>> Begin Dataset records

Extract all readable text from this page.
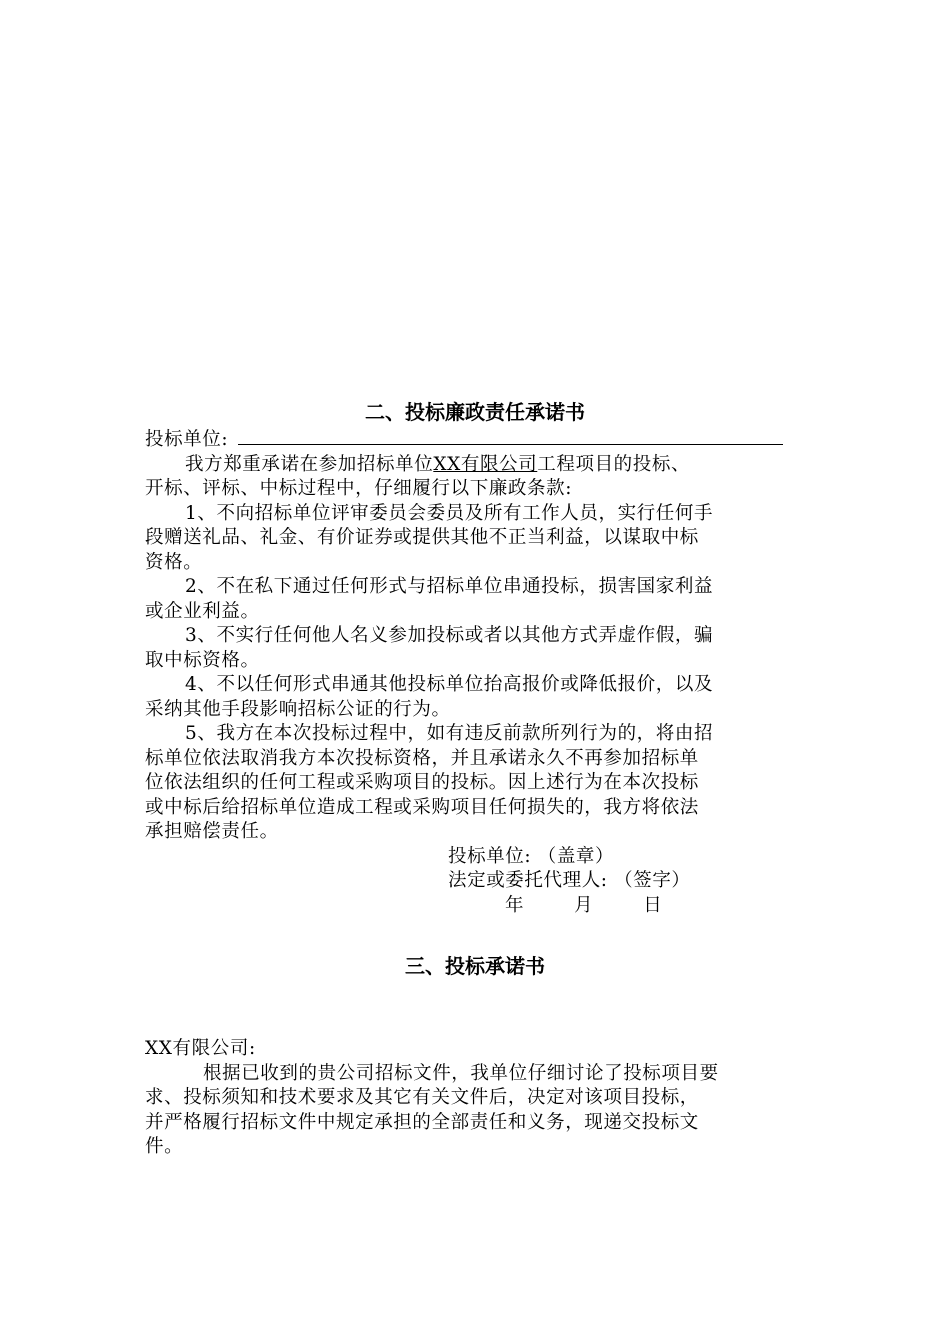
二、投标廉政责任承诺书

投标单位:

我方郑重承诺在参加招标单位XX有限公司工程项目的投标、

开标、评标、中标过程中，仔细履行以下廉政条款:

1、不向招标单位评审委员会委员及所有工作人员，实行任何手

段赠送礼品、礼金、有价证券或提供其他不正当利益，以谋取中标

资格。

2、不在私下通过任何形式与招标单位串通投标，损害国家利益

或企业利益。

3、不实行任何他人名义参加投标或者以其他方式弄虚作假，骗

取中标资格。

4、不以任何形式串通其他投标单位抬高报价或降低报价，以及

采纳其他手段影响招标公证的行为。

5、我方在本次投标过程中，如有违反前款所列行为的，将由招

标单位依法取消我方本次投标资格，并且承诺永久不再参加招标单

位依法组织的任何工程或采购项目的投标。因上述行为在本次投标

或中标后给招标单位造成工程或采购项目任何损失的，我方将依法

承担赔偿责任。

投标单位: （盖章）

法定或委托代理人: （签字）

年	月	日

三、投标承诺书

XX有限公司:

根据已收到的贵公司招标文件，我单位仔细讨论了投标项目要

求、投标须知和技术要求及其它有关文件后，决定对该项目投标，

并严格履行招标文件中规定承担的全部责任和义务，现递交投标文

件。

>> End Dataset records

• [Aim]: Reproduce every record above exactly, omitting the pictures.

• [Task solution]:
Extract all readable text from this page.
二、投标廉政责任承诺书

投标单位:

我方郑重承诺在参加招标单位XX有限公司工程项目的投标、

开标、评标、中标过程中，仔细履行以下廉政条款:

1、不向招标单位评审委员会委员及所有工作人员，实行任何手

段赠送礼品、礼金、有价证券或提供其他不正当利益，以谋取中标

资格。

2、不在私下通过任何形式与招标单位串通投标，损害国家利益

或企业利益。

3、不实行任何他人名义参加投标或者以其他方式弄虚作假，骗

取中标资格。

4、不以任何形式串通其他投标单位抬高报价或降低报价，以及

采纳其他手段影响招标公证的行为。

5、我方在本次投标过程中，如有违反前款所列行为的，将由招

标单位依法取消我方本次投标资格，并且承诺永久不再参加招标单

位依法组织的任何工程或采购项目的投标。因上述行为在本次投标

或中标后给招标单位造成工程或采购项目任何损失的，我方将依法

承担赔偿责任。

投标单位: （盖章）

法定或委托代理人: （签字）

年	月	日

三、投标承诺书

XX有限公司:

根据已收到的贵公司招标文件，我单位仔细讨论了投标项目要

求、投标须知和技术要求及其它有关文件后，决定对该项目投标，

并严格履行招标文件中规定承担的全部责任和义务，现递交投标文

件。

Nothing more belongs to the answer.